▶ _The problem_: Retype each entry below exactly as it stands.
--- Excerpted records ---
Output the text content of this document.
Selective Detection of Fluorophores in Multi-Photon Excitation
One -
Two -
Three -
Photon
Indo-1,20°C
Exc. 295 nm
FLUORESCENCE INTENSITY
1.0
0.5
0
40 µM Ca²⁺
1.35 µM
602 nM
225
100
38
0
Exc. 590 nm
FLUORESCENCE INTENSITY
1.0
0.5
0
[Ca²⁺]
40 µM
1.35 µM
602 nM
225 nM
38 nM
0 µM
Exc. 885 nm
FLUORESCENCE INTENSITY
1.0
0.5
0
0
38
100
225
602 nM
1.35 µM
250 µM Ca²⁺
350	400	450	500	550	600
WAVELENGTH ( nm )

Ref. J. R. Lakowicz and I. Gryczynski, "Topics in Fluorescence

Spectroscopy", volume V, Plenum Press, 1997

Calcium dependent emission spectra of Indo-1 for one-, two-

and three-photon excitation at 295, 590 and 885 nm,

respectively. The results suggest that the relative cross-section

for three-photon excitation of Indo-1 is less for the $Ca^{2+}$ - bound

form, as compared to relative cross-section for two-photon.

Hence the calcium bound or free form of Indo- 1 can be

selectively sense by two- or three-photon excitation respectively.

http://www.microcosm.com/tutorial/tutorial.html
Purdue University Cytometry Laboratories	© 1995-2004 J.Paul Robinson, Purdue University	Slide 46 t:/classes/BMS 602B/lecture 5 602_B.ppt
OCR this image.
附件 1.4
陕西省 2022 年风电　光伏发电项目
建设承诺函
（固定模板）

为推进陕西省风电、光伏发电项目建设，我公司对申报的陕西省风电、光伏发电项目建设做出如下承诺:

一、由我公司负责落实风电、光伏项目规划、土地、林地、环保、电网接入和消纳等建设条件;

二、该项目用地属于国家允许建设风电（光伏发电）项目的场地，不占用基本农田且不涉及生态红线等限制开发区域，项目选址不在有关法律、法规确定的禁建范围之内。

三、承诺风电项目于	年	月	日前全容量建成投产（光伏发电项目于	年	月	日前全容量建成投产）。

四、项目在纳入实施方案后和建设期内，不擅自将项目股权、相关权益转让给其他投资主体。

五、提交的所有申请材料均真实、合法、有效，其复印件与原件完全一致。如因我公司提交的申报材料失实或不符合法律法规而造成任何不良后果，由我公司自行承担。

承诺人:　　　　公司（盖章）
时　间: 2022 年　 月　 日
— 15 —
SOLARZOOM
---
▶ _Task result_:
Output the text content of this document.
Selective Detection of Fluorophores in Multi-Photon Excitation
One -
Two -
Three -
Photon
Indo-1,20°C
Exc. 295 nm
FLUORESCENCE INTENSITY
1.0
0.5
0
40 µM Ca²⁺
1.35 µM
602 nM
225
100
38
0
Exc. 590 nm
FLUORESCENCE INTENSITY
1.0
0.5
0
[Ca²⁺]
40 µM
1.35 µM
602 nM
225 nM
38 nM
0 µM
Exc. 885 nm
FLUORESCENCE INTENSITY
1.0
0.5
0
0
38
100
225
602 nM
1.35 µM
250 µM Ca²⁺
350	400	450	500	550	600
WAVELENGTH ( nm )

Ref. J. R. Lakowicz and I. Gryczynski, "Topics in Fluorescence

Spectroscopy", volume V, Plenum Press, 1997

Calcium dependent emission spectra of Indo-1 for one-, two-

and three-photon excitation at 295, 590 and 885 nm,

respectively. The results suggest that the relative cross-section

for three-photon excitation of Indo-1 is less for the $Ca^{2+}$ - bound

form, as compared to relative cross-section for two-photon.

Hence the calcium bound or free form of Indo- 1 can be

selectively sense by two- or three-photon excitation respectively.

http://www.microcosm.com/tutorial/tutorial.html
Purdue University Cytometry Laboratories	© 1995-2004 J.Paul Robinson, Purdue University	Slide 46 t:/classes/BMS 602B/lecture 5 602_B.ppt
OCR this image.
附件 1.4
陕西省 2022 年风电　光伏发电项目
建设承诺函
（固定模板）

为推进陕西省风电、光伏发电项目建设，我公司对申报的陕西省风电、光伏发电项目建设做出如下承诺:

一、由我公司负责落实风电、光伏项目规划、土地、林地、环保、电网接入和消纳等建设条件;

二、该项目用地属于国家允许建设风电（光伏发电）项目的场地，不占用基本农田且不涉及生态红线等限制开发区域，项目选址不在有关法律、法规确定的禁建范围之内。

三、承诺风电项目于	年	月	日前全容量建成投产（光伏发电项目于	年	月	日前全容量建成投产）。

四、项目在纳入实施方案后和建设期内，不擅自将项目股权、相关权益转让给其他投资主体。

五、提交的所有申请材料均真实、合法、有效，其复印件与原件完全一致。如因我公司提交的申报材料失实或不符合法律法规而造成任何不良后果，由我公司自行承担。

承诺人:　　　　公司（盖章）
时　间: 2022 年　 月　 日
— 15 —
SOLARZOOM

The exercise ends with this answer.